• [TASK GOAL] Copy out every line of the data exactly.

## Begin MATERIAL

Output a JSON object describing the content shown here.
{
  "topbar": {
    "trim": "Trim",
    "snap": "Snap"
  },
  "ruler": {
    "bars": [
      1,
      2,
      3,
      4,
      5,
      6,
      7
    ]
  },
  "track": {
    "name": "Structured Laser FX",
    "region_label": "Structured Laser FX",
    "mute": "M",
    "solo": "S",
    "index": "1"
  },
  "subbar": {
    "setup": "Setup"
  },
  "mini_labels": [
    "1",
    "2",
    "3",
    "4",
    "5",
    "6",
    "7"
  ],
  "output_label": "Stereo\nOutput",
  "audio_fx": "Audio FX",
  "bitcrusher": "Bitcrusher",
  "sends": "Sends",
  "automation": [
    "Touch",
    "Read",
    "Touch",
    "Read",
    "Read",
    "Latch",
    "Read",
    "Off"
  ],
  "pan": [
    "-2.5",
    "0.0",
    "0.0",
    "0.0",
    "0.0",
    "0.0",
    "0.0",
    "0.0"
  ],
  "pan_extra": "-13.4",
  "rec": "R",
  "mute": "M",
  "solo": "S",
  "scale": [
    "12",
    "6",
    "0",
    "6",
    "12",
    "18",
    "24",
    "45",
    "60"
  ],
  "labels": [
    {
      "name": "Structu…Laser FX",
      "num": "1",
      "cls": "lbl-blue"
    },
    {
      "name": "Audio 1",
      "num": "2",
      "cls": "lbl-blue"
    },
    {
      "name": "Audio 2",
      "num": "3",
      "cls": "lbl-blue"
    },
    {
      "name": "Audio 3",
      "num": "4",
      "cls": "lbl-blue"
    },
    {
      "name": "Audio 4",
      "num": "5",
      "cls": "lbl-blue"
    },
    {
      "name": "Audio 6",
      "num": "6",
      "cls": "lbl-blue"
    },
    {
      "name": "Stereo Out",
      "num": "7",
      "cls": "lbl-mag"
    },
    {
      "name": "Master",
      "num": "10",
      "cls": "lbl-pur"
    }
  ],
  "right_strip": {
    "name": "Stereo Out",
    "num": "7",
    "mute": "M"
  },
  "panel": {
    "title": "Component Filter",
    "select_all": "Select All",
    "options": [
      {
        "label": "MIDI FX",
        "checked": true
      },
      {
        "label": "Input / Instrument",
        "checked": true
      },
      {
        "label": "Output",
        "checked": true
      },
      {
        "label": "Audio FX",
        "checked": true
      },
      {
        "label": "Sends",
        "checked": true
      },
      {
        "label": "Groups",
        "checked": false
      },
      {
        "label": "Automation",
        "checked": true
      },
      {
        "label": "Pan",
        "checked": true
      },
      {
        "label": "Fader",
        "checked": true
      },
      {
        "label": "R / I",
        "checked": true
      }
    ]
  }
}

## End MATERIAL

• [REPLY]
Output a JSON object describing the content shown here.
{
  "topbar": {
    "trim": "Trim",
    "snap": "Snap"
  },
  "ruler": {
    "bars": [
      1,
      2,
      3,
      4,
      5,
      6,
      7
    ]
  },
  "track": {
    "name": "Structured Laser FX",
    "region_label": "Structured Laser FX",
    "mute": "M",
    "solo": "S",
    "index": "1"
  },
  "subbar": {
    "setup": "Setup"
  },
  "mini_labels": [
    "1",
    "2",
    "3",
    "4",
    "5",
    "6",
    "7"
  ],
  "output_label": "Stereo\nOutput",
  "audio_fx": "Audio FX",
  "bitcrusher": "Bitcrusher",
  "sends": "Sends",
  "automation": [
    "Touch",
    "Read",
    "Touch",
    "Read",
    "Read",
    "Latch",
    "Read",
    "Off"
  ],
  "pan": [
    "-2.5",
    "0.0",
    "0.0",
    "0.0",
    "0.0",
    "0.0",
    "0.0",
    "0.0"
  ],
  "pan_extra": "-13.4",
  "rec": "R",
  "mute": "M",
  "solo": "S",
  "scale": [
    "12",
    "6",
    "0",
    "6",
    "12",
    "18",
    "24",
    "45",
    "60"
  ],
  "labels": [
    {
      "name": "Structu…Laser FX",
      "num": "1",
      "cls": "lbl-blue"
    },
    {
      "name": "Audio 1",
      "num": "2",
      "cls": "lbl-blue"
    },
    {
      "name": "Audio 2",
      "num": "3",
      "cls": "lbl-blue"
    },
    {
      "name": "Audio 3",
      "num": "4",
      "cls": "lbl-blue"
    },
    {
      "name": "Audio 4",
      "num": "5",
      "cls": "lbl-blue"
    },
    {
      "name": "Audio 6",
      "num": "6",
      "cls": "lbl-blue"
    },
    {
      "name": "Stereo Out",
      "num": "7",
      "cls": "lbl-mag"
    },
    {
      "name": "Master",
      "num": "10",
      "cls": "lbl-pur"
    }
  ],
  "right_strip": {
    "name": "Stereo Out",
    "num": "7",
    "mute": "M"
  },
  "panel": {
    "title": "Component Filter",
    "select_all": "Select All",
    "options": [
      {
        "label": "MIDI FX",
        "checked": true
      },
      {
        "label": "Input / Instrument",
        "checked": true
      },
      {
        "label": "Output",
        "checked": true
      },
      {
        "label": "Audio FX",
        "checked": true
      },
      {
        "label": "Sends",
        "checked": true
      },
      {
        "label": "Groups",
        "checked": false
      },
      {
        "label": "Automation",
        "checked": true
      },
      {
        "label": "Pan",
        "checked": true
      },
      {
        "label": "Fader",
        "checked": true
      },
      {
        "label": "R / I",
        "checked": true
      }
    ]
  }
}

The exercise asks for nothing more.